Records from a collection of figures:
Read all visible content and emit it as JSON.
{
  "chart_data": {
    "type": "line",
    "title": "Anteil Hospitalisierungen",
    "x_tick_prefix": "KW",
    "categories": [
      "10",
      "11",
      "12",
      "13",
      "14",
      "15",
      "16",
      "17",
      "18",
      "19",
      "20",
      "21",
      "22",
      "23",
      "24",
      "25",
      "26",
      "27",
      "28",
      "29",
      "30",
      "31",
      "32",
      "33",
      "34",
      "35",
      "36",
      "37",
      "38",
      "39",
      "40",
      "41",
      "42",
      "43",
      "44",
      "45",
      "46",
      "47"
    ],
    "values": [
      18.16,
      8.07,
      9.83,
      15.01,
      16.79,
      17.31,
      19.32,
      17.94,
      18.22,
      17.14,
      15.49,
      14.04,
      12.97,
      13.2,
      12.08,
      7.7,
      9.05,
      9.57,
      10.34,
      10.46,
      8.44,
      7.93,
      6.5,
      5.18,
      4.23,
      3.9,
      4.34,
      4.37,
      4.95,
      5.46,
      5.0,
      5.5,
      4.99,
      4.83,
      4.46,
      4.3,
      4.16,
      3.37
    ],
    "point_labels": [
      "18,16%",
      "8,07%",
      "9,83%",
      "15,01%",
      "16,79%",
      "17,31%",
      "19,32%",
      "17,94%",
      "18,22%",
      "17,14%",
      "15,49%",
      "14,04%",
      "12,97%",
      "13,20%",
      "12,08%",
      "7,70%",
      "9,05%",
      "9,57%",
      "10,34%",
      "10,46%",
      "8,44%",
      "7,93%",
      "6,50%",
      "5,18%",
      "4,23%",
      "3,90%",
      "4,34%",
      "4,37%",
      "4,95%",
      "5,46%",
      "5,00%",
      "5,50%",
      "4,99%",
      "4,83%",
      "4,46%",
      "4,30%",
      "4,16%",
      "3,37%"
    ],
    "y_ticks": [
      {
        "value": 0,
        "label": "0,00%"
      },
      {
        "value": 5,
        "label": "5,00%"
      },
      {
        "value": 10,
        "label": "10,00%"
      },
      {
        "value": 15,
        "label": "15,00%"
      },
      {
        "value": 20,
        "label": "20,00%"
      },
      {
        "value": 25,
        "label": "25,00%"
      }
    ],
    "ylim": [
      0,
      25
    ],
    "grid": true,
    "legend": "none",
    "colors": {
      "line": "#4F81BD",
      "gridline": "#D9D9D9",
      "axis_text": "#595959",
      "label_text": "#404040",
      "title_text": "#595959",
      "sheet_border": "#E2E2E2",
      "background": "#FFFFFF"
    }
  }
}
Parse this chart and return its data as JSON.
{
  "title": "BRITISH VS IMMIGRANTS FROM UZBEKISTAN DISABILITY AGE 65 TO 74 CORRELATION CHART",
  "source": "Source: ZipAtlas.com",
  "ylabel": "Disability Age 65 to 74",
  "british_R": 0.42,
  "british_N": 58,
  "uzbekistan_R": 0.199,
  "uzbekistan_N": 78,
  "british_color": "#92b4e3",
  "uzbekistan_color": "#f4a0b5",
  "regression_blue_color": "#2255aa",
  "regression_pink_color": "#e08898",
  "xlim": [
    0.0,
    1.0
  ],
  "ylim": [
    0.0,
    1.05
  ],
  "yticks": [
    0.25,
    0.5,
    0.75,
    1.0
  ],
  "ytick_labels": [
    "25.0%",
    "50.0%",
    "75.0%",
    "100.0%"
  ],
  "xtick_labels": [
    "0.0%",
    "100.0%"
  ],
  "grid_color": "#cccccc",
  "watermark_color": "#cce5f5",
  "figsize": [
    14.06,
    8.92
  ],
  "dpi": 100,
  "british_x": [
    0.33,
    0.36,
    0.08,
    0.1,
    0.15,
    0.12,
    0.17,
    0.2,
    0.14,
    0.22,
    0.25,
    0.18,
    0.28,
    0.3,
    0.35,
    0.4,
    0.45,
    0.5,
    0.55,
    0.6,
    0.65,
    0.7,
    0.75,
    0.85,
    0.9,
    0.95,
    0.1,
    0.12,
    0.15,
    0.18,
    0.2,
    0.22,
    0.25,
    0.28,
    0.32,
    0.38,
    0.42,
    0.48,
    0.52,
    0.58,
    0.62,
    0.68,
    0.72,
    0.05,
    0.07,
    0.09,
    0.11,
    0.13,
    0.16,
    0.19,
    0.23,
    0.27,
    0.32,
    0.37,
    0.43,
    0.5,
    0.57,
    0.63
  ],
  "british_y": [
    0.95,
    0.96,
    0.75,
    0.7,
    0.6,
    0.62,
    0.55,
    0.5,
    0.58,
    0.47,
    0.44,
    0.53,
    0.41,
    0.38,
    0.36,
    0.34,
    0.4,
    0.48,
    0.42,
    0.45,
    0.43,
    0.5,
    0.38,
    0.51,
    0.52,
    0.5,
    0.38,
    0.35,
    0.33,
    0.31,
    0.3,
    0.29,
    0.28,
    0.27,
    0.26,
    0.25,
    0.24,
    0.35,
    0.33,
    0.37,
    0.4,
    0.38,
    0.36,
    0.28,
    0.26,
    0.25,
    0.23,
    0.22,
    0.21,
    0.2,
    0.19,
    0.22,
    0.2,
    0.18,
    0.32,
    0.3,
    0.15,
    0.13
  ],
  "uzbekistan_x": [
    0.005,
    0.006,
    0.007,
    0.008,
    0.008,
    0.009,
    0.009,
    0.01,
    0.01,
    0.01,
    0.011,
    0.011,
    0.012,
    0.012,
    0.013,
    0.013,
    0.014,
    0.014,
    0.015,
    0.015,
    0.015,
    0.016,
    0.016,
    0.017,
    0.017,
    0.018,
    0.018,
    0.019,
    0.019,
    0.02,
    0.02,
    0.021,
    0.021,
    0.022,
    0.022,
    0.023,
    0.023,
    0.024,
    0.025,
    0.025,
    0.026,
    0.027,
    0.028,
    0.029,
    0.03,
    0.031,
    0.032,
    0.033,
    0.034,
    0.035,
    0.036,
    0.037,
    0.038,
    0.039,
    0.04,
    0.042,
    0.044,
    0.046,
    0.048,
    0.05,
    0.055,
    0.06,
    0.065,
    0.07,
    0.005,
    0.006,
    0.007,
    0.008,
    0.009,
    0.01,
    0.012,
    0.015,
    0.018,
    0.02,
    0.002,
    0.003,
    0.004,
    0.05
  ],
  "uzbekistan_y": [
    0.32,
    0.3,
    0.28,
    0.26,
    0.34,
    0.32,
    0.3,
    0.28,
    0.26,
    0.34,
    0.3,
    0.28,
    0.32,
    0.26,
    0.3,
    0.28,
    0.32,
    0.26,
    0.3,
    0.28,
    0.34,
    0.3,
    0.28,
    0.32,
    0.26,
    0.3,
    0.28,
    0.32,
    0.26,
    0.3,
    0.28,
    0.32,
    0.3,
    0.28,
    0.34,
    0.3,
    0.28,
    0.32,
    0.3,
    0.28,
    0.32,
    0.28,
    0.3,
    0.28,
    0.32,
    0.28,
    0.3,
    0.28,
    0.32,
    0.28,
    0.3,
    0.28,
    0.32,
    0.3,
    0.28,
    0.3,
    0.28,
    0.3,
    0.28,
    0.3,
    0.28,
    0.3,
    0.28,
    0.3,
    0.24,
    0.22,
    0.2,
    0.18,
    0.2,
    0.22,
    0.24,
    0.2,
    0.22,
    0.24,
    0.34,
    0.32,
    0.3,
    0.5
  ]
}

==

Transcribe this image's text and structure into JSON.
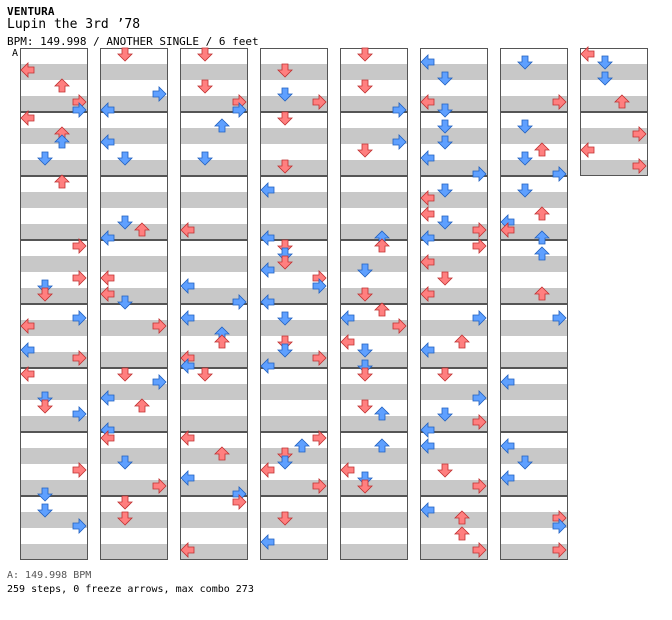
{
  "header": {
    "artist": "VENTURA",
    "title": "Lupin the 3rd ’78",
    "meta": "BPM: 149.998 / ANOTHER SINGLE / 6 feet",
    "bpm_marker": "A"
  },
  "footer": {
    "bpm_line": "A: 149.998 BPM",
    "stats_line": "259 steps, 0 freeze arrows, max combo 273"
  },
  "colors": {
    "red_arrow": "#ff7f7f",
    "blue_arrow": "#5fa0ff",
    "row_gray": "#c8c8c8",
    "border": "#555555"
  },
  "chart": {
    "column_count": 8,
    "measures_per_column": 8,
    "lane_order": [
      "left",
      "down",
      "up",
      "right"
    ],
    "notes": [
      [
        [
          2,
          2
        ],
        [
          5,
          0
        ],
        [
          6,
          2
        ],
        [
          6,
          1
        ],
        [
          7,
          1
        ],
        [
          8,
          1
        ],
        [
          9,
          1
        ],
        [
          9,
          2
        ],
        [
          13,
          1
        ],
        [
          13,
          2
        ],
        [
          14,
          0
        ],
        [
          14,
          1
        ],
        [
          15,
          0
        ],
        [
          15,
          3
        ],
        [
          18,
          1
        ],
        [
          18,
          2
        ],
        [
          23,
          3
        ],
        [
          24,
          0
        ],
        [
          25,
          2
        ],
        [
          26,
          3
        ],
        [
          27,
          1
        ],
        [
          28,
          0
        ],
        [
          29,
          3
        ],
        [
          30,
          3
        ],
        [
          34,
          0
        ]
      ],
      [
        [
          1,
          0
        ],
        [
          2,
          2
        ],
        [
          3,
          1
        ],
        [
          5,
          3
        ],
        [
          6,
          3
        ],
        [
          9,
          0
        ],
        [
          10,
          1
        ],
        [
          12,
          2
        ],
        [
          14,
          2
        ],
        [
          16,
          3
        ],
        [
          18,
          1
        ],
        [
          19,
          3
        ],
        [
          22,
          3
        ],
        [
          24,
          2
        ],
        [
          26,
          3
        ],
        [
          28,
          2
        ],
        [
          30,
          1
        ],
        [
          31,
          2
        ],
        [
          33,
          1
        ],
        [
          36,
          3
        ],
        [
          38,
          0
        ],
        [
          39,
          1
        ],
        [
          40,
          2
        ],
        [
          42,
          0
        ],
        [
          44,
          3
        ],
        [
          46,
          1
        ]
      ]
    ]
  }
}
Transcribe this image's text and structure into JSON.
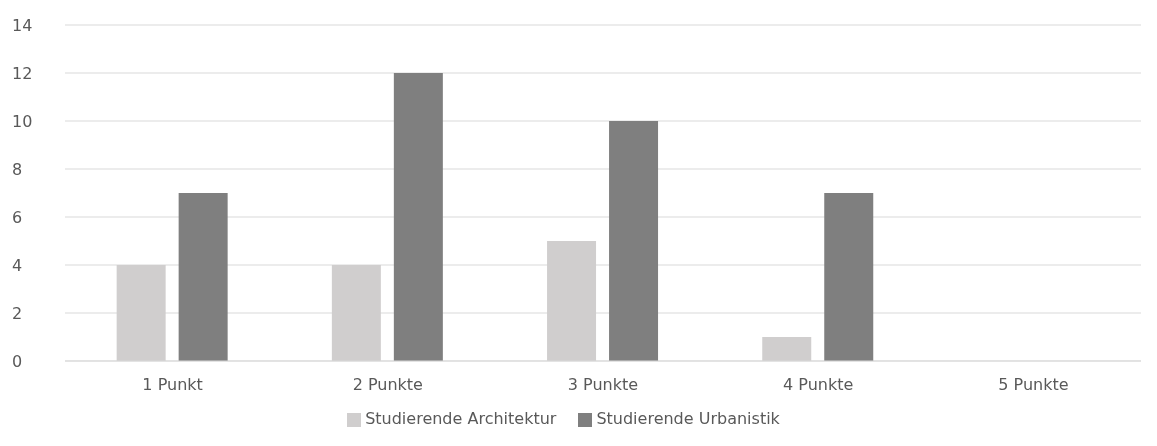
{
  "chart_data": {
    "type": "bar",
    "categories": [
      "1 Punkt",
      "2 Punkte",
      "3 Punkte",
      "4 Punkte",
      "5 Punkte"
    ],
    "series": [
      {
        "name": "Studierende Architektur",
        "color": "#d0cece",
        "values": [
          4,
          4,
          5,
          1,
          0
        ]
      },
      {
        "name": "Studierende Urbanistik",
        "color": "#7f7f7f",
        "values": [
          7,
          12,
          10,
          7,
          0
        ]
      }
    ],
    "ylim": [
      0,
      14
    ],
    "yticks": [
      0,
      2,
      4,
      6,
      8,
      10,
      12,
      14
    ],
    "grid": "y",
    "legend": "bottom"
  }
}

◆ INSTRUCTIONS FOR THE TASK ◆
In the entries above, find the lines containing the word "JSON" and say how many there are, with no other words.

◆ EXERCISE RESPONSE ◆
4